======== The data ========

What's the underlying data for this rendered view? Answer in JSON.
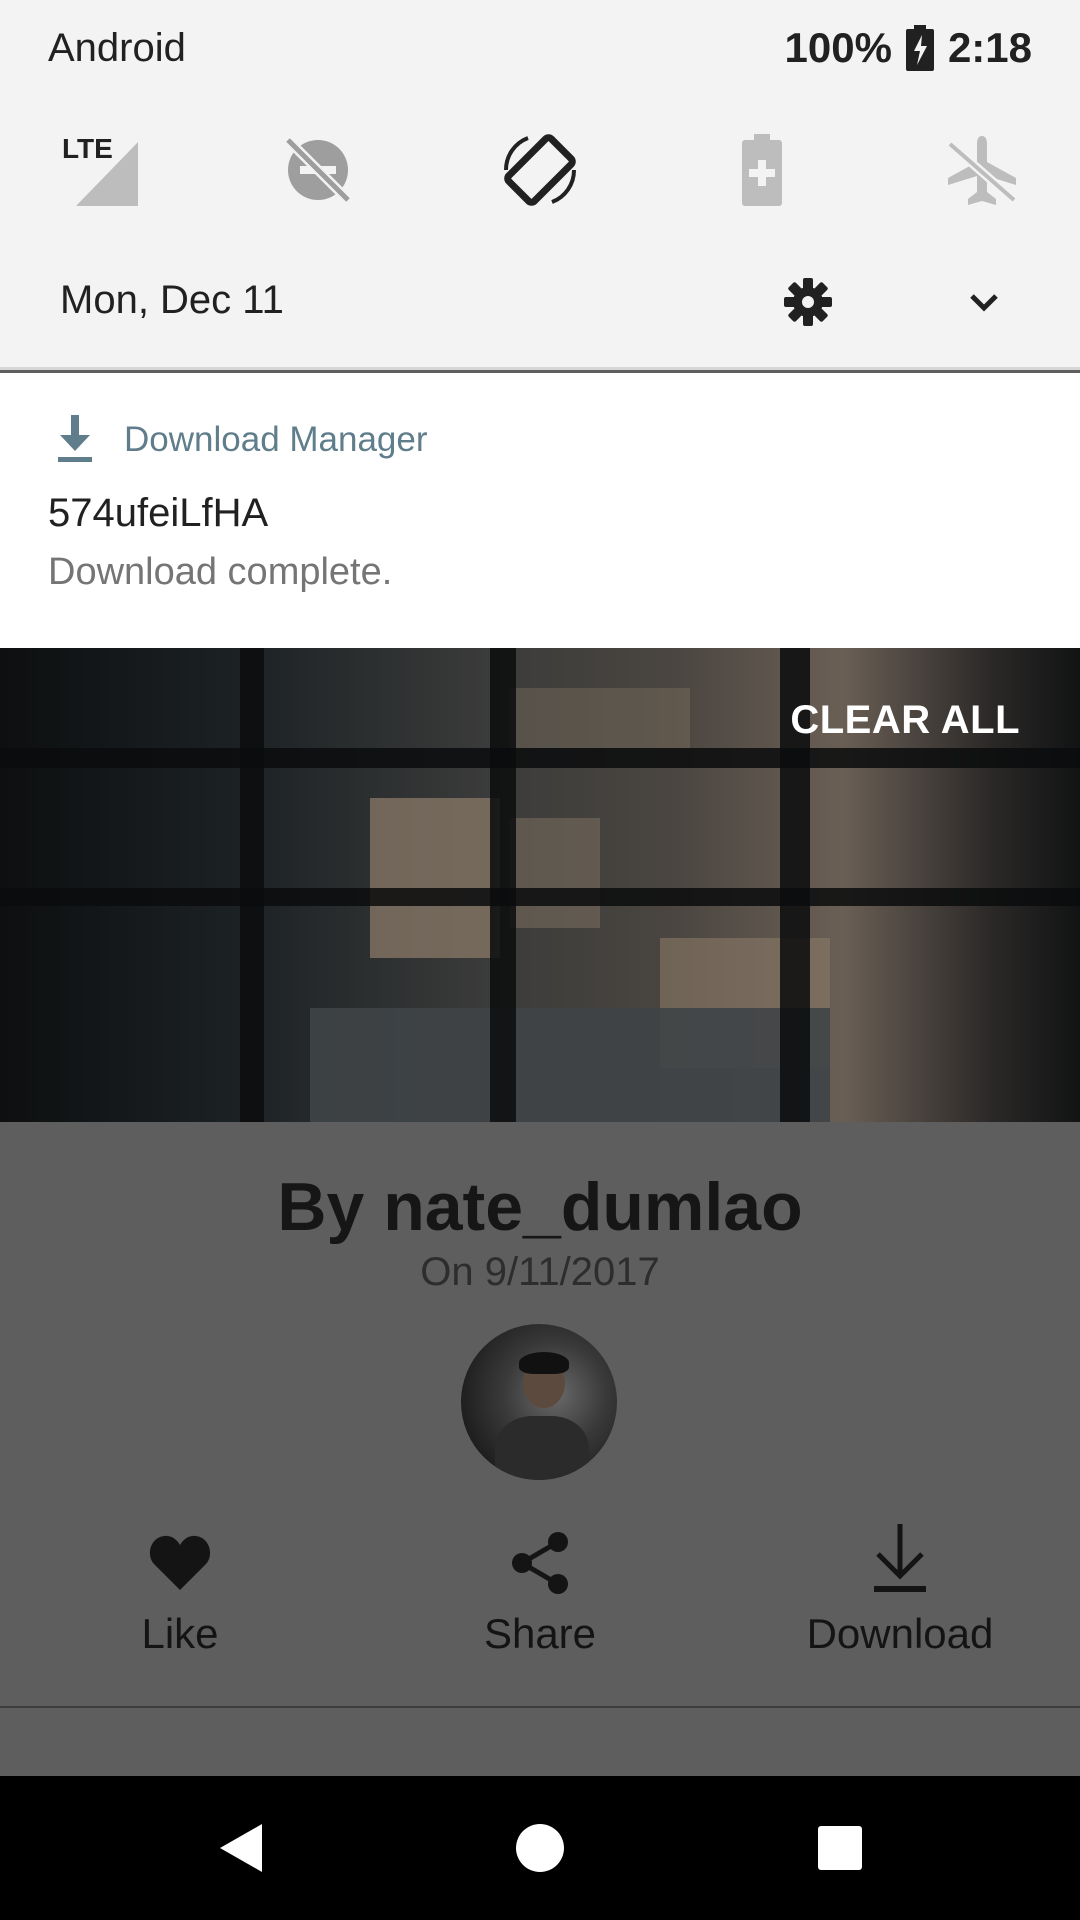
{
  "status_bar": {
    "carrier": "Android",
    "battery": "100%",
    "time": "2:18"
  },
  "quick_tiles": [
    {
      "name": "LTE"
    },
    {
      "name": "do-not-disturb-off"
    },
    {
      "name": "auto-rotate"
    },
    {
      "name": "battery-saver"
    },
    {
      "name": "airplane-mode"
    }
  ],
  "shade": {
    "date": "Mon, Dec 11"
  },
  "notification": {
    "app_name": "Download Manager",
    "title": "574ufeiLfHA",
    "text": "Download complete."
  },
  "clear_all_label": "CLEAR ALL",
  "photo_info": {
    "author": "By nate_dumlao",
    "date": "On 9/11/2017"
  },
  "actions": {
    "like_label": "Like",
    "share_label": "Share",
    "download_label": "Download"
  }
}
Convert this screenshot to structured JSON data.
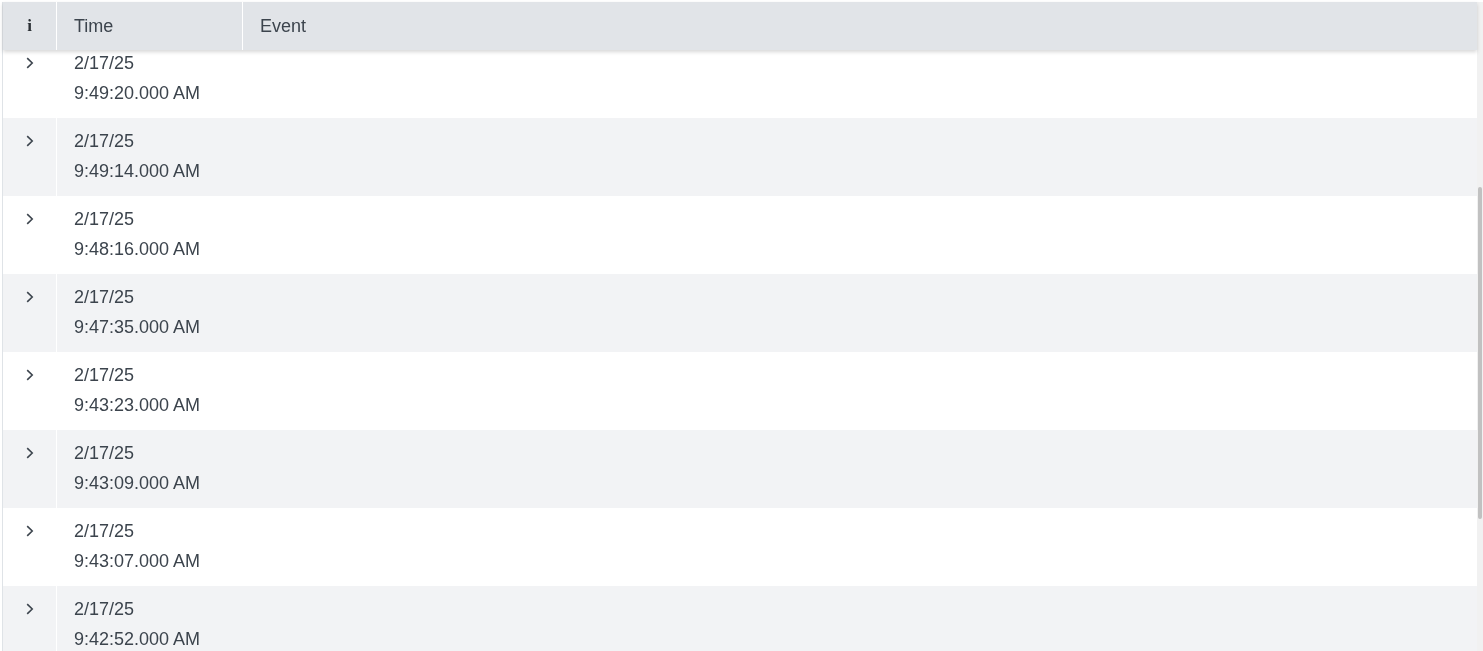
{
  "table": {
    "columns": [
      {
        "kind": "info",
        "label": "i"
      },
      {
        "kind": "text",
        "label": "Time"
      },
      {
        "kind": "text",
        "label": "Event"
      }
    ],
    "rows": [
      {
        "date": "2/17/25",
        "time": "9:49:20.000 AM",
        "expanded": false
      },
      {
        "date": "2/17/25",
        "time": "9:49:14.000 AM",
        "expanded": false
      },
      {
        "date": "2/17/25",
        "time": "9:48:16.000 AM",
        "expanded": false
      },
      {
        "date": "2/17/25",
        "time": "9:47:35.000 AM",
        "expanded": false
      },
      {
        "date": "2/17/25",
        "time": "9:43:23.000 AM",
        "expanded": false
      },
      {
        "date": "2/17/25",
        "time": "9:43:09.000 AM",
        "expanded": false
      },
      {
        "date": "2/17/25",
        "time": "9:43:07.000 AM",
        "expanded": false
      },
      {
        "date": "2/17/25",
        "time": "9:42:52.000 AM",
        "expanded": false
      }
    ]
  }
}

========

> _Exercise aim_: Filter out every line that lacks the word "JSON", and copy the rest.

> _Final result_:
What's the underlying data for this rendered view? Answer in JSON.
Convert this screenshot to structured JSON data.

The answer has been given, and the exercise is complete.